## begin Dataset records

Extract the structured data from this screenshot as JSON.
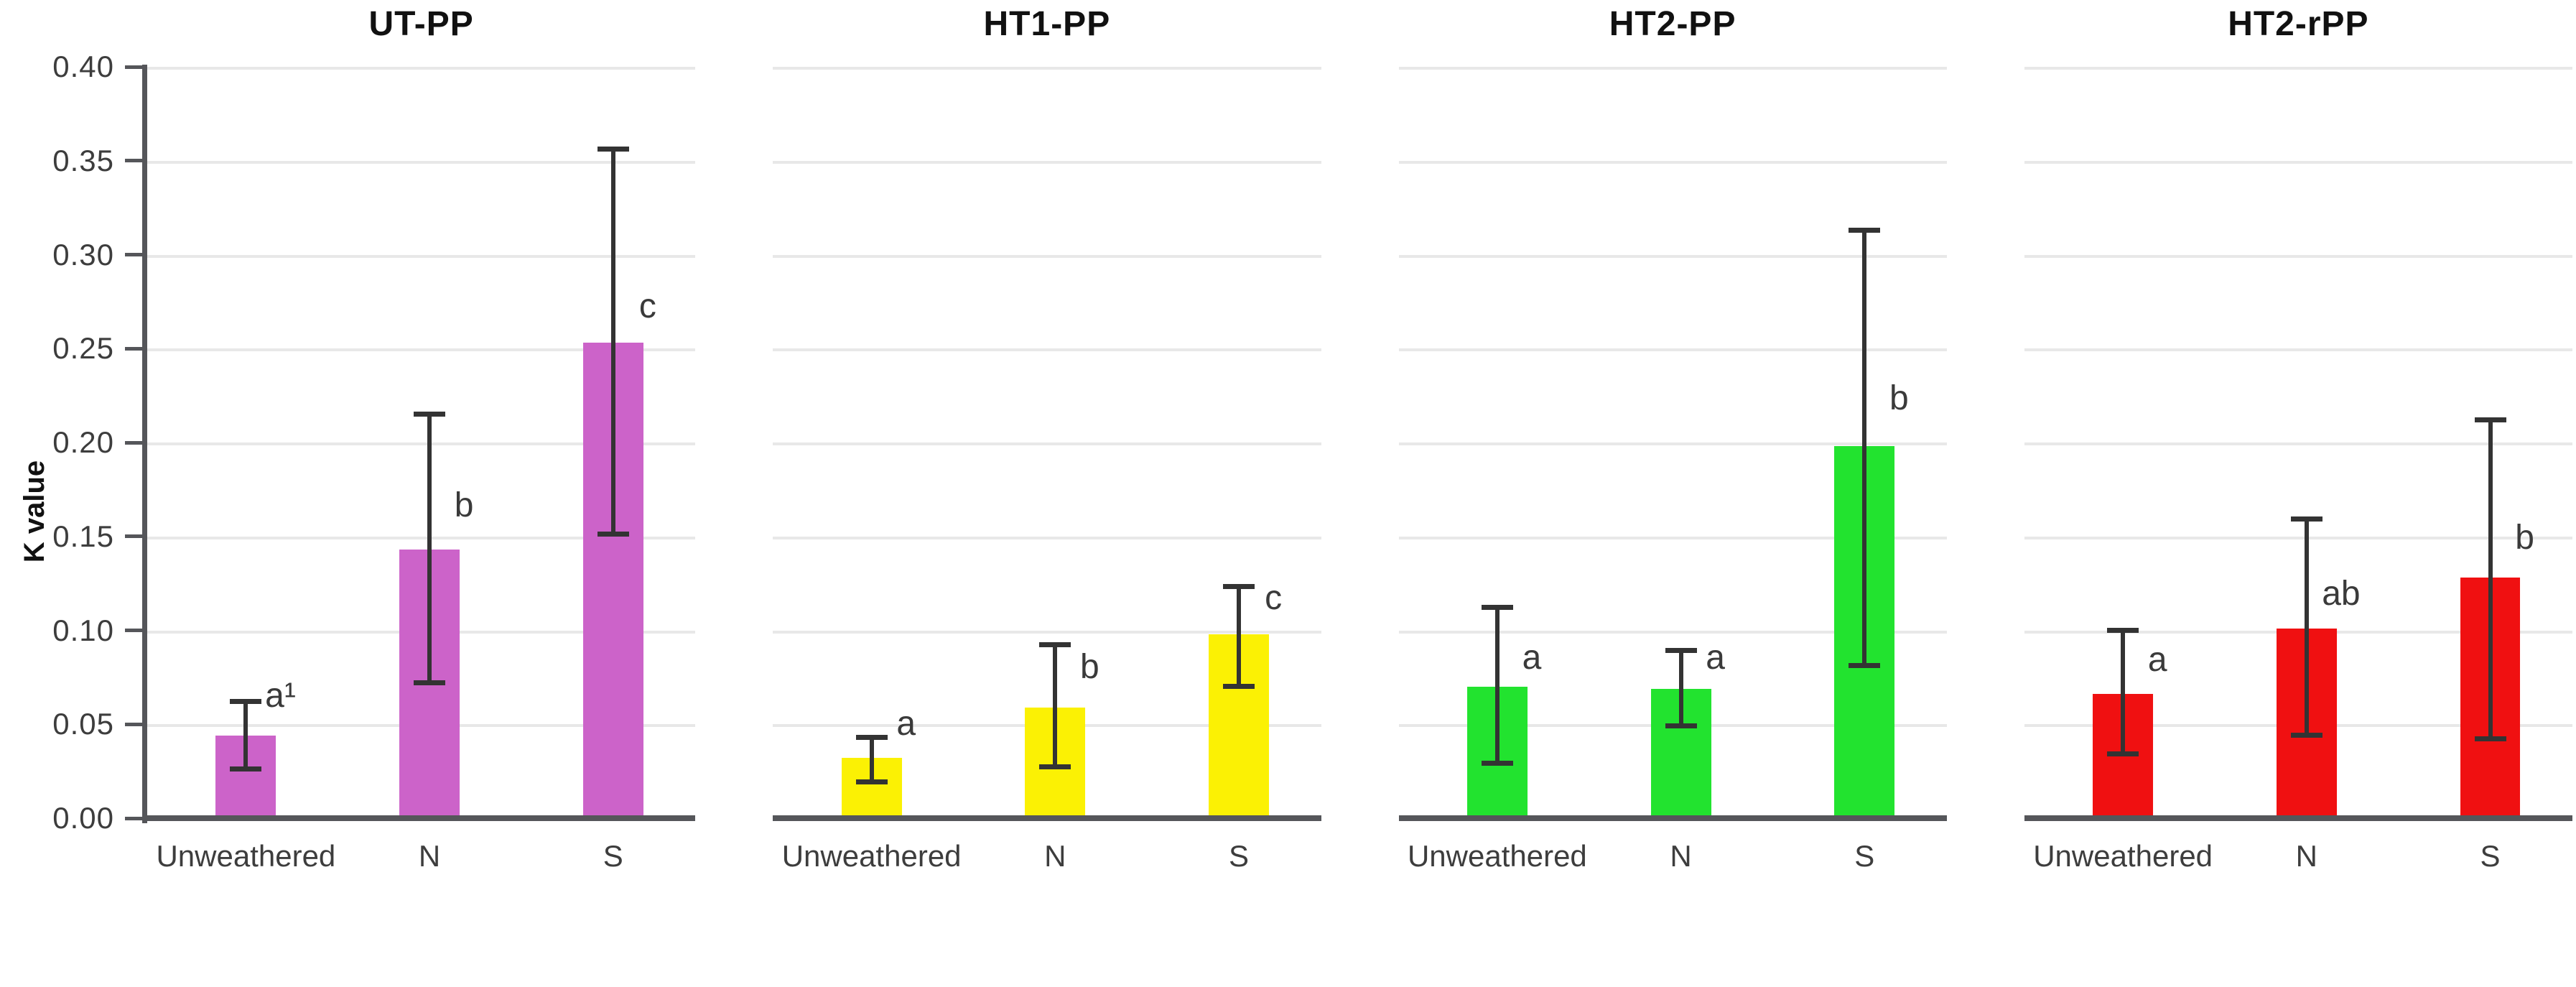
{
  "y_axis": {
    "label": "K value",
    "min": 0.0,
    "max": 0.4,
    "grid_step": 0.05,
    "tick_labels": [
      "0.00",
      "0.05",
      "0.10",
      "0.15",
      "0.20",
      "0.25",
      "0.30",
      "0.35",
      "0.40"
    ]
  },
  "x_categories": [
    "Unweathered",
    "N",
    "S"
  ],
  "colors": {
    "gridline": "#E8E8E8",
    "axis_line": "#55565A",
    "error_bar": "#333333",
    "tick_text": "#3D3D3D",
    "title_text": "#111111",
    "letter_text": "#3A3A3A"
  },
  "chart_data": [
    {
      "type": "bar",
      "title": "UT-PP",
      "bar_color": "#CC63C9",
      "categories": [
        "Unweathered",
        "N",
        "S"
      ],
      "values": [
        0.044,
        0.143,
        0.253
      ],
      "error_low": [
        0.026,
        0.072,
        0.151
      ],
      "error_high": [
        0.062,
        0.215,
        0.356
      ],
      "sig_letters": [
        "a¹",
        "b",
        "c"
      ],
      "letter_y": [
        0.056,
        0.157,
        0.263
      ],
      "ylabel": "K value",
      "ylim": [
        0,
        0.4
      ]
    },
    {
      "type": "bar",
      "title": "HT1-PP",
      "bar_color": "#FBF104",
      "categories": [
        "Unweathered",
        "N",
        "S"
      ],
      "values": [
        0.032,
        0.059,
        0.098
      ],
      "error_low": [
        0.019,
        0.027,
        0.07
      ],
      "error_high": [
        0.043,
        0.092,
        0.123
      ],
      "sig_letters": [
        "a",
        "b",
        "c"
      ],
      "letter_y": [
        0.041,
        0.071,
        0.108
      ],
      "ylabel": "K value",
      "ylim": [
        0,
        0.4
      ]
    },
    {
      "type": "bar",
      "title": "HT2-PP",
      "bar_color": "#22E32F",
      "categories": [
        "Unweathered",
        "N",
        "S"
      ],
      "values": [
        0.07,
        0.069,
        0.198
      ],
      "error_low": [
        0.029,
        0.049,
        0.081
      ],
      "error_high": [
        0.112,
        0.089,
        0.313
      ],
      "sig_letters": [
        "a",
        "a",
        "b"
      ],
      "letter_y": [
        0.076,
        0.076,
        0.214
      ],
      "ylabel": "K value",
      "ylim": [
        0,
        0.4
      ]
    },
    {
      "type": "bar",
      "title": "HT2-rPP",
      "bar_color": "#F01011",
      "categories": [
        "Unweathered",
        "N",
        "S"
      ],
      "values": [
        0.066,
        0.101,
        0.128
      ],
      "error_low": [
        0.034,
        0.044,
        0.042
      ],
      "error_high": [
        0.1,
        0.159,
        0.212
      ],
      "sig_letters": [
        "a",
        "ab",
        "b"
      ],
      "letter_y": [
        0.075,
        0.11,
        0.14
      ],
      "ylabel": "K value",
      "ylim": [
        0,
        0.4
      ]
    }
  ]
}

## end Dataset records

■ Exercise directions: Keep the pictures out of the copy and write out the data exactly as it stands.

■ The solution:
Extract the structured data from this screenshot as JSON.
{
  "y_axis": {
    "label": "K value",
    "min": 0.0,
    "max": 0.4,
    "grid_step": 0.05,
    "tick_labels": [
      "0.00",
      "0.05",
      "0.10",
      "0.15",
      "0.20",
      "0.25",
      "0.30",
      "0.35",
      "0.40"
    ]
  },
  "x_categories": [
    "Unweathered",
    "N",
    "S"
  ],
  "colors": {
    "gridline": "#E8E8E8",
    "axis_line": "#55565A",
    "error_bar": "#333333",
    "tick_text": "#3D3D3D",
    "title_text": "#111111",
    "letter_text": "#3A3A3A"
  },
  "chart_data": [
    {
      "type": "bar",
      "title": "UT-PP",
      "bar_color": "#CC63C9",
      "categories": [
        "Unweathered",
        "N",
        "S"
      ],
      "values": [
        0.044,
        0.143,
        0.253
      ],
      "error_low": [
        0.026,
        0.072,
        0.151
      ],
      "error_high": [
        0.062,
        0.215,
        0.356
      ],
      "sig_letters": [
        "a¹",
        "b",
        "c"
      ],
      "letter_y": [
        0.056,
        0.157,
        0.263
      ],
      "ylabel": "K value",
      "ylim": [
        0,
        0.4
      ]
    },
    {
      "type": "bar",
      "title": "HT1-PP",
      "bar_color": "#FBF104",
      "categories": [
        "Unweathered",
        "N",
        "S"
      ],
      "values": [
        0.032,
        0.059,
        0.098
      ],
      "error_low": [
        0.019,
        0.027,
        0.07
      ],
      "error_high": [
        0.043,
        0.092,
        0.123
      ],
      "sig_letters": [
        "a",
        "b",
        "c"
      ],
      "letter_y": [
        0.041,
        0.071,
        0.108
      ],
      "ylabel": "K value",
      "ylim": [
        0,
        0.4
      ]
    },
    {
      "type": "bar",
      "title": "HT2-PP",
      "bar_color": "#22E32F",
      "categories": [
        "Unweathered",
        "N",
        "S"
      ],
      "values": [
        0.07,
        0.069,
        0.198
      ],
      "error_low": [
        0.029,
        0.049,
        0.081
      ],
      "error_high": [
        0.112,
        0.089,
        0.313
      ],
      "sig_letters": [
        "a",
        "a",
        "b"
      ],
      "letter_y": [
        0.076,
        0.076,
        0.214
      ],
      "ylabel": "K value",
      "ylim": [
        0,
        0.4
      ]
    },
    {
      "type": "bar",
      "title": "HT2-rPP",
      "bar_color": "#F01011",
      "categories": [
        "Unweathered",
        "N",
        "S"
      ],
      "values": [
        0.066,
        0.101,
        0.128
      ],
      "error_low": [
        0.034,
        0.044,
        0.042
      ],
      "error_high": [
        0.1,
        0.159,
        0.212
      ],
      "sig_letters": [
        "a",
        "ab",
        "b"
      ],
      "letter_y": [
        0.075,
        0.11,
        0.14
      ],
      "ylabel": "K value",
      "ylim": [
        0,
        0.4
      ]
    }
  ]
}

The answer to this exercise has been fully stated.